Quote the entries in full, character for character, without their images.

= Information provided =
******************************

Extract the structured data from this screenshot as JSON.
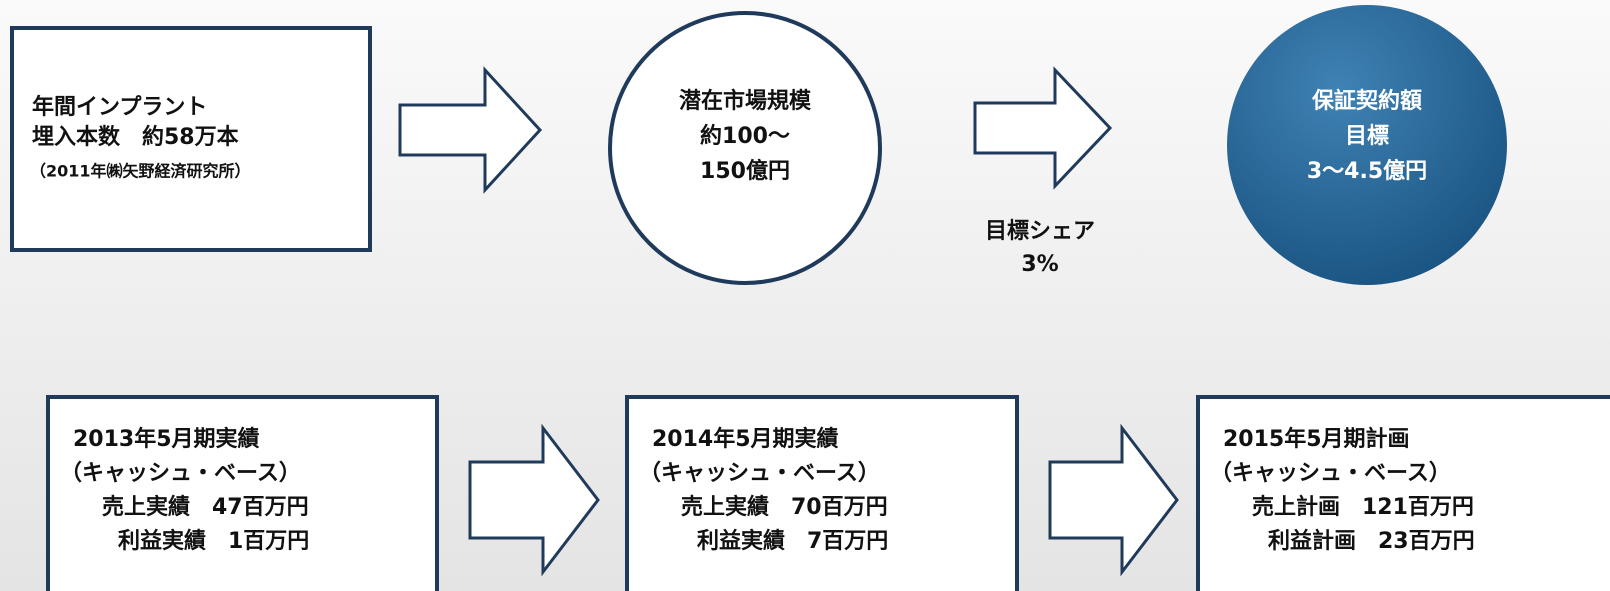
{
  "top": {
    "box": {
      "lines": [
        "年間インプラント",
        "埋入本数　約58万本",
        "（2011年㈱矢野経済研究所）"
      ]
    },
    "circle": {
      "lines": [
        "潜在市場規模",
        "約100～",
        "150億円"
      ]
    },
    "arrow_label": {
      "lines": [
        "目標シェア",
        "3%"
      ]
    },
    "goal": {
      "lines": [
        "保証契約額",
        "目標",
        "3～4.5億円"
      ]
    }
  },
  "bottom": {
    "boxes": [
      {
        "lines": [
          "2013年5月期実績",
          "（キャッシュ・ベース）",
          "売上実績　47百万円",
          "利益実績　1百万円"
        ]
      },
      {
        "lines": [
          "2014年5月期実績",
          "（キャッシュ・ベース）",
          "売上実績　70百万円",
          "利益実績　7百万円"
        ]
      },
      {
        "lines": [
          "2015年5月期計画",
          "（キャッシュ・ベース）",
          "売上計画　121百万円",
          "利益計画　23百万円"
        ]
      }
    ]
  }
}
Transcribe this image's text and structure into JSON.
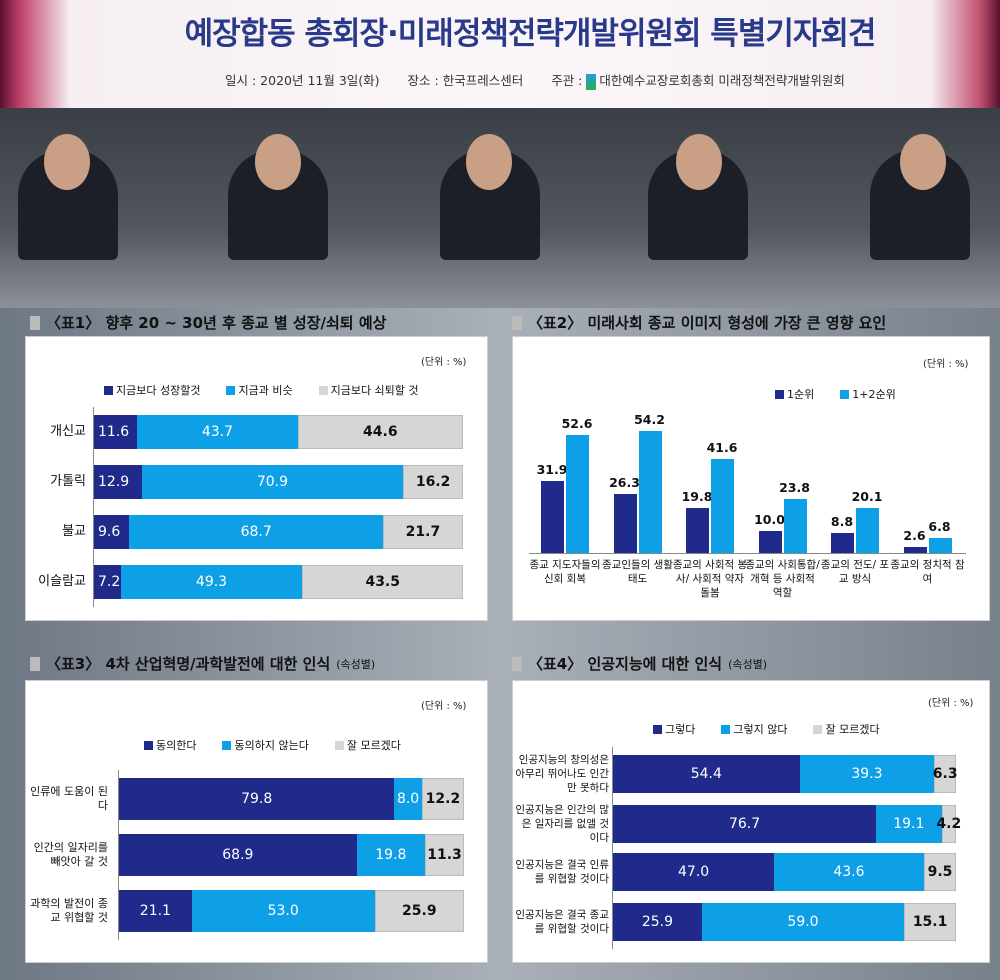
{
  "banner": {
    "title": "예장합동 총회장·미래정책전략개발위원회 특별기자회견",
    "date": "일시 : 2020년 11월 3일(화)",
    "place": "장소 : 한국프레스센터",
    "host_label": "주관 :",
    "host": "대한예수교장로회총회 미래정책전략개발위원회"
  },
  "colors": {
    "dark": "#1f2a8a",
    "light": "#0ea0e6",
    "grey": "#d6d6d6"
  },
  "chart_data": [
    {
      "id": "c1",
      "type": "bar",
      "orientation": "horizontal",
      "stacked": true,
      "title": "〈표1〉 향후 20 ~ 30년 후 종교 별 성장/쇠퇴 예상",
      "unit": "(단위 : %)",
      "categories": [
        "개신교",
        "가톨릭",
        "불교",
        "이슬람교"
      ],
      "series": [
        {
          "name": "지금보다 성장할것",
          "values": [
            11.6,
            12.9,
            9.6,
            7.2
          ]
        },
        {
          "name": "지금과 비슷",
          "values": [
            43.7,
            70.9,
            68.7,
            49.3
          ]
        },
        {
          "name": "지금보다 쇠퇴할 것",
          "values": [
            44.6,
            16.2,
            21.7,
            43.5
          ]
        }
      ]
    },
    {
      "id": "c2",
      "type": "bar",
      "title": "〈표2〉 미래사회 종교 이미지 형성에 가장 큰 영향 요인",
      "unit": "(단위 : %)",
      "categories": [
        "종교 지도자들의 신회 회복",
        "종교인들의 생활태도",
        "종교의 사회적 봉사/ 사회적 약자 돌봄",
        "종교의 사회통합/ 개혁 등 사회적 역할",
        "종교의 전도/ 포교 방식",
        "종교의 정치적 참여"
      ],
      "series": [
        {
          "name": "1순위",
          "values": [
            31.9,
            26.3,
            19.8,
            10.0,
            8.8,
            2.6
          ]
        },
        {
          "name": "1+2순위",
          "values": [
            52.6,
            54.2,
            41.6,
            23.8,
            20.1,
            6.8
          ]
        }
      ]
    },
    {
      "id": "c3",
      "type": "bar",
      "orientation": "horizontal",
      "stacked": true,
      "title": "〈표3〉 4차 산업혁명/과학발전에 대한 인식",
      "title_note": "(속성별)",
      "unit": "(단위 : %)",
      "categories": [
        "인류에 도움이 된다",
        "인간의 일자리를 빼앗아 갈 것",
        "과학의 발전이 종교 위협할 것"
      ],
      "series": [
        {
          "name": "동의한다",
          "values": [
            79.8,
            68.9,
            21.1
          ]
        },
        {
          "name": "동의하지 않는다",
          "values": [
            8.0,
            19.8,
            53.0
          ]
        },
        {
          "name": "잘 모르겠다",
          "values": [
            12.2,
            11.3,
            25.9
          ]
        }
      ]
    },
    {
      "id": "c4",
      "type": "bar",
      "orientation": "horizontal",
      "stacked": true,
      "title": "〈표4〉 인공지능에 대한 인식",
      "title_note": "(속성별)",
      "unit": "(단위 : %)",
      "categories": [
        "인공지능의 창의성은 아무리 뛰어나도 인간만 못하다",
        "인공지능은 인간의 많은 일자리를 없앨 것이다",
        "인공지능은 결국 인류를 위협할 것이다",
        "인공지능은 결국 종교를 위협할 것이다"
      ],
      "series": [
        {
          "name": "그렇다",
          "values": [
            54.4,
            76.7,
            47.0,
            25.9
          ]
        },
        {
          "name": "그렇지 않다",
          "values": [
            39.3,
            19.1,
            43.6,
            59.0
          ]
        },
        {
          "name": "잘 모르겠다",
          "values": [
            6.3,
            4.2,
            9.5,
            15.1
          ]
        }
      ]
    }
  ]
}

******************************

= Final answer =
Extract the structured data from this screenshot as JSON.
{
  "top": {
    "box": {
      "lines": [
        "年間インプラント",
        "埋入本数　約58万本",
        "（2011年㈱矢野経済研究所）"
      ]
    },
    "circle": {
      "lines": [
        "潜在市場規模",
        "約100～",
        "150億円"
      ]
    },
    "arrow_label": {
      "lines": [
        "目標シェア",
        "3%"
      ]
    },
    "goal": {
      "lines": [
        "保証契約額",
        "目標",
        "3～4.5億円"
      ]
    }
  },
  "bottom": {
    "boxes": [
      {
        "lines": [
          "2013年5月期実績",
          "（キャッシュ・ベース）",
          "売上実績　47百万円",
          "利益実績　1百万円"
        ]
      },
      {
        "lines": [
          "2014年5月期実績",
          "（キャッシュ・ベース）",
          "売上実績　70百万円",
          "利益実績　7百万円"
        ]
      },
      {
        "lines": [
          "2015年5月期計画",
          "（キャッシュ・ベース）",
          "売上計画　121百万円",
          "利益計画　23百万円"
        ]
      }
    ]
  }
}
Transcribe this image's text and structure into JSON.
{
  "banner": {
    "title": "예장합동 총회장·미래정책전략개발위원회 특별기자회견",
    "date": "일시 : 2020년 11월 3일(화)",
    "place": "장소 : 한국프레스센터",
    "host_label": "주관 :",
    "host": "대한예수교장로회총회 미래정책전략개발위원회"
  },
  "colors": {
    "dark": "#1f2a8a",
    "light": "#0ea0e6",
    "grey": "#d6d6d6"
  },
  "chart_data": [
    {
      "id": "c1",
      "type": "bar",
      "orientation": "horizontal",
      "stacked": true,
      "title": "〈표1〉 향후 20 ~ 30년 후 종교 별 성장/쇠퇴 예상",
      "unit": "(단위 : %)",
      "categories": [
        "개신교",
        "가톨릭",
        "불교",
        "이슬람교"
      ],
      "series": [
        {
          "name": "지금보다 성장할것",
          "values": [
            11.6,
            12.9,
            9.6,
            7.2
          ]
        },
        {
          "name": "지금과 비슷",
          "values": [
            43.7,
            70.9,
            68.7,
            49.3
          ]
        },
        {
          "name": "지금보다 쇠퇴할 것",
          "values": [
            44.6,
            16.2,
            21.7,
            43.5
          ]
        }
      ]
    },
    {
      "id": "c2",
      "type": "bar",
      "title": "〈표2〉 미래사회 종교 이미지 형성에 가장 큰 영향 요인",
      "unit": "(단위 : %)",
      "categories": [
        "종교 지도자들의 신회 회복",
        "종교인들의 생활태도",
        "종교의 사회적 봉사/ 사회적 약자 돌봄",
        "종교의 사회통합/ 개혁 등 사회적 역할",
        "종교의 전도/ 포교 방식",
        "종교의 정치적 참여"
      ],
      "series": [
        {
          "name": "1순위",
          "values": [
            31.9,
            26.3,
            19.8,
            10.0,
            8.8,
            2.6
          ]
        },
        {
          "name": "1+2순위",
          "values": [
            52.6,
            54.2,
            41.6,
            23.8,
            20.1,
            6.8
          ]
        }
      ]
    },
    {
      "id": "c3",
      "type": "bar",
      "orientation": "horizontal",
      "stacked": true,
      "title": "〈표3〉 4차 산업혁명/과학발전에 대한 인식",
      "title_note": "(속성별)",
      "unit": "(단위 : %)",
      "categories": [
        "인류에 도움이 된다",
        "인간의 일자리를 빼앗아 갈 것",
        "과학의 발전이 종교 위협할 것"
      ],
      "series": [
        {
          "name": "동의한다",
          "values": [
            79.8,
            68.9,
            21.1
          ]
        },
        {
          "name": "동의하지 않는다",
          "values": [
            8.0,
            19.8,
            53.0
          ]
        },
        {
          "name": "잘 모르겠다",
          "values": [
            12.2,
            11.3,
            25.9
          ]
        }
      ]
    },
    {
      "id": "c4",
      "type": "bar",
      "orientation": "horizontal",
      "stacked": true,
      "title": "〈표4〉 인공지능에 대한 인식",
      "title_note": "(속성별)",
      "unit": "(단위 : %)",
      "categories": [
        "인공지능의 창의성은 아무리 뛰어나도 인간만 못하다",
        "인공지능은 인간의 많은 일자리를 없앨 것이다",
        "인공지능은 결국 인류를 위협할 것이다",
        "인공지능은 결국 종교를 위협할 것이다"
      ],
      "series": [
        {
          "name": "그렇다",
          "values": [
            54.4,
            76.7,
            47.0,
            25.9
          ]
        },
        {
          "name": "그렇지 않다",
          "values": [
            39.3,
            19.1,
            43.6,
            59.0
          ]
        },
        {
          "name": "잘 모르겠다",
          "values": [
            6.3,
            4.2,
            9.5,
            15.1
          ]
        }
      ]
    }
  ]
}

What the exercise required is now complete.